INSTRUCTIONS TO FOLLOW:
Transcribe all records exactly.

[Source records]
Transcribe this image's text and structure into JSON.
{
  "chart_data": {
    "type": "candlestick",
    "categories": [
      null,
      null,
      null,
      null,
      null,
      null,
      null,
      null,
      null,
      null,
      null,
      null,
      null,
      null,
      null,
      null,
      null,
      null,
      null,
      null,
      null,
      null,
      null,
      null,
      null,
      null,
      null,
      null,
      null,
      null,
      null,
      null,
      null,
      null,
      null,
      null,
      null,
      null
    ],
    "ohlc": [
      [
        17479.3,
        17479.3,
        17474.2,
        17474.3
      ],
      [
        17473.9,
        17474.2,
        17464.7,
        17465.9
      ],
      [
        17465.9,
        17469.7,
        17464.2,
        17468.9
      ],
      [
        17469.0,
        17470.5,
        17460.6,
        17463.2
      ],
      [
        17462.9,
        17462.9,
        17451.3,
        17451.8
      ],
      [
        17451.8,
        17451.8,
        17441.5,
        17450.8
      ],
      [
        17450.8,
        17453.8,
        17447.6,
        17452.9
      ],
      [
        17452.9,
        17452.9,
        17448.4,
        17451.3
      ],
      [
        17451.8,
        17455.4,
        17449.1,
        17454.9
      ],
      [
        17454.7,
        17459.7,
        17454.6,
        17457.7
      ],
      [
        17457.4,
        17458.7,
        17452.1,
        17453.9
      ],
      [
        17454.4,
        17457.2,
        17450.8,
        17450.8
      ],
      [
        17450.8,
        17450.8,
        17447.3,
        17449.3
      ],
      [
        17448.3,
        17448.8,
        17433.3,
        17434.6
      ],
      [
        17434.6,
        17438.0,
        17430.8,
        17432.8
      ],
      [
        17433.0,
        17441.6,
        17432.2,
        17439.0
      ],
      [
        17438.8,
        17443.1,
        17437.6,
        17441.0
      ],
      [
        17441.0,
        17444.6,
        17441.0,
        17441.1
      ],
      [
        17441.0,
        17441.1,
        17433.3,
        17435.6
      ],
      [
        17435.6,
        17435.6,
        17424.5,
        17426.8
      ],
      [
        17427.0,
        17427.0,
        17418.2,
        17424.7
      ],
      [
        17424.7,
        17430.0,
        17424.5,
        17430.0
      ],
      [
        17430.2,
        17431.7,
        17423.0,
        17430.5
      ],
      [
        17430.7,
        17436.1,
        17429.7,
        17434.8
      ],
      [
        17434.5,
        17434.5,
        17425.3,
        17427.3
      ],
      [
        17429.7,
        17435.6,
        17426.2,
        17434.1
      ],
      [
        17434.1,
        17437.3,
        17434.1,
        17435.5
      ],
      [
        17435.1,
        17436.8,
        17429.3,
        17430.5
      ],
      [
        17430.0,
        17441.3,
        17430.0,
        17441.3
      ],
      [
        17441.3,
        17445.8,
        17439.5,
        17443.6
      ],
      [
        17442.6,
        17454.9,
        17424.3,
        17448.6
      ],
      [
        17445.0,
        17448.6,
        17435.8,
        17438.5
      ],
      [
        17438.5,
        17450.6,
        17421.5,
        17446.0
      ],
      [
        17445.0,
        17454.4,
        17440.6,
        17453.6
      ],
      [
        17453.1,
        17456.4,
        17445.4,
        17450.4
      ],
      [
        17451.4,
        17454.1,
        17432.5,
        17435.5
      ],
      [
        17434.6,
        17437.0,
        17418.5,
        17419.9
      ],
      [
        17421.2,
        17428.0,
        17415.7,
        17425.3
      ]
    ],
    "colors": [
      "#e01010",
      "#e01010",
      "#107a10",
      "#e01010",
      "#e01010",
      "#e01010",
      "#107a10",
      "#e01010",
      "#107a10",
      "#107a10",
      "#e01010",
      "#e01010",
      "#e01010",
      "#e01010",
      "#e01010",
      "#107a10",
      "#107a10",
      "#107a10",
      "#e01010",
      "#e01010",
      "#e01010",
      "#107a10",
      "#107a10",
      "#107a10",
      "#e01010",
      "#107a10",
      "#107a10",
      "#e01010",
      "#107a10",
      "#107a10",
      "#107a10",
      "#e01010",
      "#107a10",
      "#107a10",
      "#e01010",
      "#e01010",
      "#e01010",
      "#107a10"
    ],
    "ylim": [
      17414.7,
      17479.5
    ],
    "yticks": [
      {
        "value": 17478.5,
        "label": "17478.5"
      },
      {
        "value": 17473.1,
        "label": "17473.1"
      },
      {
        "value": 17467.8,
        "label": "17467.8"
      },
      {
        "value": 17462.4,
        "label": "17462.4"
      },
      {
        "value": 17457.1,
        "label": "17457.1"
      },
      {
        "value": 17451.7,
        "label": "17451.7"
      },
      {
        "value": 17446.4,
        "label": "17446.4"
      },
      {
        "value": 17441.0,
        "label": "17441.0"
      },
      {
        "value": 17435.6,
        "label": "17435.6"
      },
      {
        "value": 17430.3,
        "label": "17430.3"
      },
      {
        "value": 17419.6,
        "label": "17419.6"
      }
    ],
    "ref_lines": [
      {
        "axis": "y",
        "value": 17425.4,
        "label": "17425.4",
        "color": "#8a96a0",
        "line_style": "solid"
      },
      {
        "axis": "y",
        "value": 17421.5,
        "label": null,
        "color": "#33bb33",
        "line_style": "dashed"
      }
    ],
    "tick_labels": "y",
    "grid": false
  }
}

SOLUTION FOR THIS EXERCISE:
Transcribe this image's text and structure into JSON.
{
  "chart_data": {
    "type": "candlestick",
    "categories": [
      null,
      null,
      null,
      null,
      null,
      null,
      null,
      null,
      null,
      null,
      null,
      null,
      null,
      null,
      null,
      null,
      null,
      null,
      null,
      null,
      null,
      null,
      null,
      null,
      null,
      null,
      null,
      null,
      null,
      null,
      null,
      null,
      null,
      null,
      null,
      null,
      null,
      null
    ],
    "ohlc": [
      [
        17479.3,
        17479.3,
        17474.2,
        17474.3
      ],
      [
        17473.9,
        17474.2,
        17464.7,
        17465.9
      ],
      [
        17465.9,
        17469.7,
        17464.2,
        17468.9
      ],
      [
        17469.0,
        17470.5,
        17460.6,
        17463.2
      ],
      [
        17462.9,
        17462.9,
        17451.3,
        17451.8
      ],
      [
        17451.8,
        17451.8,
        17441.5,
        17450.8
      ],
      [
        17450.8,
        17453.8,
        17447.6,
        17452.9
      ],
      [
        17452.9,
        17452.9,
        17448.4,
        17451.3
      ],
      [
        17451.8,
        17455.4,
        17449.1,
        17454.9
      ],
      [
        17454.7,
        17459.7,
        17454.6,
        17457.7
      ],
      [
        17457.4,
        17458.7,
        17452.1,
        17453.9
      ],
      [
        17454.4,
        17457.2,
        17450.8,
        17450.8
      ],
      [
        17450.8,
        17450.8,
        17447.3,
        17449.3
      ],
      [
        17448.3,
        17448.8,
        17433.3,
        17434.6
      ],
      [
        17434.6,
        17438.0,
        17430.8,
        17432.8
      ],
      [
        17433.0,
        17441.6,
        17432.2,
        17439.0
      ],
      [
        17438.8,
        17443.1,
        17437.6,
        17441.0
      ],
      [
        17441.0,
        17444.6,
        17441.0,
        17441.1
      ],
      [
        17441.0,
        17441.1,
        17433.3,
        17435.6
      ],
      [
        17435.6,
        17435.6,
        17424.5,
        17426.8
      ],
      [
        17427.0,
        17427.0,
        17418.2,
        17424.7
      ],
      [
        17424.7,
        17430.0,
        17424.5,
        17430.0
      ],
      [
        17430.2,
        17431.7,
        17423.0,
        17430.5
      ],
      [
        17430.7,
        17436.1,
        17429.7,
        17434.8
      ],
      [
        17434.5,
        17434.5,
        17425.3,
        17427.3
      ],
      [
        17429.7,
        17435.6,
        17426.2,
        17434.1
      ],
      [
        17434.1,
        17437.3,
        17434.1,
        17435.5
      ],
      [
        17435.1,
        17436.8,
        17429.3,
        17430.5
      ],
      [
        17430.0,
        17441.3,
        17430.0,
        17441.3
      ],
      [
        17441.3,
        17445.8,
        17439.5,
        17443.6
      ],
      [
        17442.6,
        17454.9,
        17424.3,
        17448.6
      ],
      [
        17445.0,
        17448.6,
        17435.8,
        17438.5
      ],
      [
        17438.5,
        17450.6,
        17421.5,
        17446.0
      ],
      [
        17445.0,
        17454.4,
        17440.6,
        17453.6
      ],
      [
        17453.1,
        17456.4,
        17445.4,
        17450.4
      ],
      [
        17451.4,
        17454.1,
        17432.5,
        17435.5
      ],
      [
        17434.6,
        17437.0,
        17418.5,
        17419.9
      ],
      [
        17421.2,
        17428.0,
        17415.7,
        17425.3
      ]
    ],
    "colors": [
      "#e01010",
      "#e01010",
      "#107a10",
      "#e01010",
      "#e01010",
      "#e01010",
      "#107a10",
      "#e01010",
      "#107a10",
      "#107a10",
      "#e01010",
      "#e01010",
      "#e01010",
      "#e01010",
      "#e01010",
      "#107a10",
      "#107a10",
      "#107a10",
      "#e01010",
      "#e01010",
      "#e01010",
      "#107a10",
      "#107a10",
      "#107a10",
      "#e01010",
      "#107a10",
      "#107a10",
      "#e01010",
      "#107a10",
      "#107a10",
      "#107a10",
      "#e01010",
      "#107a10",
      "#107a10",
      "#e01010",
      "#e01010",
      "#e01010",
      "#107a10"
    ],
    "ylim": [
      17414.7,
      17479.5
    ],
    "yticks": [
      {
        "value": 17478.5,
        "label": "17478.5"
      },
      {
        "value": 17473.1,
        "label": "17473.1"
      },
      {
        "value": 17467.8,
        "label": "17467.8"
      },
      {
        "value": 17462.4,
        "label": "17462.4"
      },
      {
        "value": 17457.1,
        "label": "17457.1"
      },
      {
        "value": 17451.7,
        "label": "17451.7"
      },
      {
        "value": 17446.4,
        "label": "17446.4"
      },
      {
        "value": 17441.0,
        "label": "17441.0"
      },
      {
        "value": 17435.6,
        "label": "17435.6"
      },
      {
        "value": 17430.3,
        "label": "17430.3"
      },
      {
        "value": 17419.6,
        "label": "17419.6"
      }
    ],
    "ref_lines": [
      {
        "axis": "y",
        "value": 17425.4,
        "label": "17425.4",
        "color": "#8a96a0",
        "line_style": "solid"
      },
      {
        "axis": "y",
        "value": 17421.5,
        "label": null,
        "color": "#33bb33",
        "line_style": "dashed"
      }
    ],
    "tick_labels": "y",
    "grid": false
  }
}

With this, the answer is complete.